Task brief: In the article on the APK malware campaign, replace "rogue" with "fraudulent" and write out the passage starting at "Hackers Leverage 607" and ending at "direct APK downloads.".

Hackers Leverage 607 Malicious Domains to Spread APK Malware with Remote Command Execution

PreCrime Labs at BforeAI discovered a complex cyber threat operation in which hackers have used a vast network of 607 rogue domains to spread fake Telegram Messenger application files (APKs) over the course of the last month.

These domains, primarily registered via the Gname registrar and hosting content in Chinese, form part of a large-scale phishing and malware campaign aimed at deceiving users into installing harmful software.

The operation leverages QR codes on these sites that redirect victims to a central domain, zifeiji[.]asia, which mimics official Telegram attributes including favicons, themes, and direct APK downloads.

This centralized redirection ensures efficient delivery of the malware, with APKs sized at approximately 60MB and 70MB, bearing MD5 hashes acff2bf000f2a53f7f02def2f105c196 and efddc2dddc849517a06b89095b344647, and SHA-1 hashes 9650ae4f4cb81602700bafe81d96e8951aeb6aa5 and 6f643666728ee9bc1c48b497f84f5c4d252fe1bc.

The phishing pages adopt a blog-like appearance, featuring Chinese-language titles such as “Paper Plane Official Website Entrance ...

Data shown:
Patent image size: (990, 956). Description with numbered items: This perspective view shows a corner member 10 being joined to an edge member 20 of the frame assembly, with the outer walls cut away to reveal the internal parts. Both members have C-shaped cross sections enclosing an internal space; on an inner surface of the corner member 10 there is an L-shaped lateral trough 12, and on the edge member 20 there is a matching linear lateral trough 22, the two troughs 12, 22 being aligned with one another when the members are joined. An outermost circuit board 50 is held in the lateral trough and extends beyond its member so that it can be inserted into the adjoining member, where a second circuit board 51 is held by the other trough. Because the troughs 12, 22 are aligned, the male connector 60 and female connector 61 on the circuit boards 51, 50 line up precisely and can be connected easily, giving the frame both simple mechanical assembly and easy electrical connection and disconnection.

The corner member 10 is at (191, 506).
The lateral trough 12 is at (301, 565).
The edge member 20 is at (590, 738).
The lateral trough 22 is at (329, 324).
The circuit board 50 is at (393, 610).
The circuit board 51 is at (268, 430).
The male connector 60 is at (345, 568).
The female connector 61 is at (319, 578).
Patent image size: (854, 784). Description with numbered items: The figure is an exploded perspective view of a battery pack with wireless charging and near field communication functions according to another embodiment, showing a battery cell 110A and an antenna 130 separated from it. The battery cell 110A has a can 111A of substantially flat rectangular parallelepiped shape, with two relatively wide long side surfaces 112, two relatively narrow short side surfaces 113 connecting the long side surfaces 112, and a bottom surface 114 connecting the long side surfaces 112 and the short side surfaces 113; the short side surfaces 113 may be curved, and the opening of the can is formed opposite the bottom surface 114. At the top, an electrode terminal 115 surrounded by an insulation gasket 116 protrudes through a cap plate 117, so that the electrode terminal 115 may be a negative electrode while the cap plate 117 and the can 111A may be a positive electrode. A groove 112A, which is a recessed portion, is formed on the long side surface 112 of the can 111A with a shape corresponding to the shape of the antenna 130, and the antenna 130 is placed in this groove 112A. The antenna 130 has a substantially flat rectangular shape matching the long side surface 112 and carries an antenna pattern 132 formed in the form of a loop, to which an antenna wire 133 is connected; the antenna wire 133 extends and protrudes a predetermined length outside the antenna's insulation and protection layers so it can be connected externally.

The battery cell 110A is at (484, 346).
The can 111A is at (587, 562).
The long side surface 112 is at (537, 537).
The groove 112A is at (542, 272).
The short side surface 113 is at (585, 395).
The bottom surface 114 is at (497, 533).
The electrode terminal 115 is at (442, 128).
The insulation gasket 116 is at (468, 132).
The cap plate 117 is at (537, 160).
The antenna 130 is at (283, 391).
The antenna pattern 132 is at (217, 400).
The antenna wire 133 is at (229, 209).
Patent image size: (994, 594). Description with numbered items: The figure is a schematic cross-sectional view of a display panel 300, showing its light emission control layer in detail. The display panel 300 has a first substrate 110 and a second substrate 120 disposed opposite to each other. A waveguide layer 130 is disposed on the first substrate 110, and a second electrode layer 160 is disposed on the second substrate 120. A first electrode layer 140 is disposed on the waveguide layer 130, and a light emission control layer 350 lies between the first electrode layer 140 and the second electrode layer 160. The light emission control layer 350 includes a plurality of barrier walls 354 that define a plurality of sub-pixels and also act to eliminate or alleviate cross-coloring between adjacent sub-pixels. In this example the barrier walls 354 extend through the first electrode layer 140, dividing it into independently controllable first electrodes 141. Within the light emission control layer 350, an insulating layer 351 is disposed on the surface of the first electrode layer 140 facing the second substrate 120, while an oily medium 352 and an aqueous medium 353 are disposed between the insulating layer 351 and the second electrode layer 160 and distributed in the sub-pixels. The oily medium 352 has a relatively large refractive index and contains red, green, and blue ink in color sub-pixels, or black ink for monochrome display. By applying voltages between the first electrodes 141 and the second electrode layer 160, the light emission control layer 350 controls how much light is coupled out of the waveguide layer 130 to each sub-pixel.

Response:
Hackers Leverage 607 Malicious Domains to Spread APK Malware with Remote Command Execution

PreCrime Labs at BforeAI discovered a complex cyber threat operation in which hackers have used a vast network of 607 fraudulent domains to spread fake Telegram Messenger application files (APKs) over the course of the last month.

These domains, primarily registered via the Gname registrar and hosting content in Chinese, form part of a large-scale phishing and malware campaign aimed at deceiving users into installing harmful software.

The operation leverages QR codes on these sites that redirect victims to a central domain, zifeiji[.]asia, which mimics official Telegram attributes including favicons, themes, and direct APK downloads.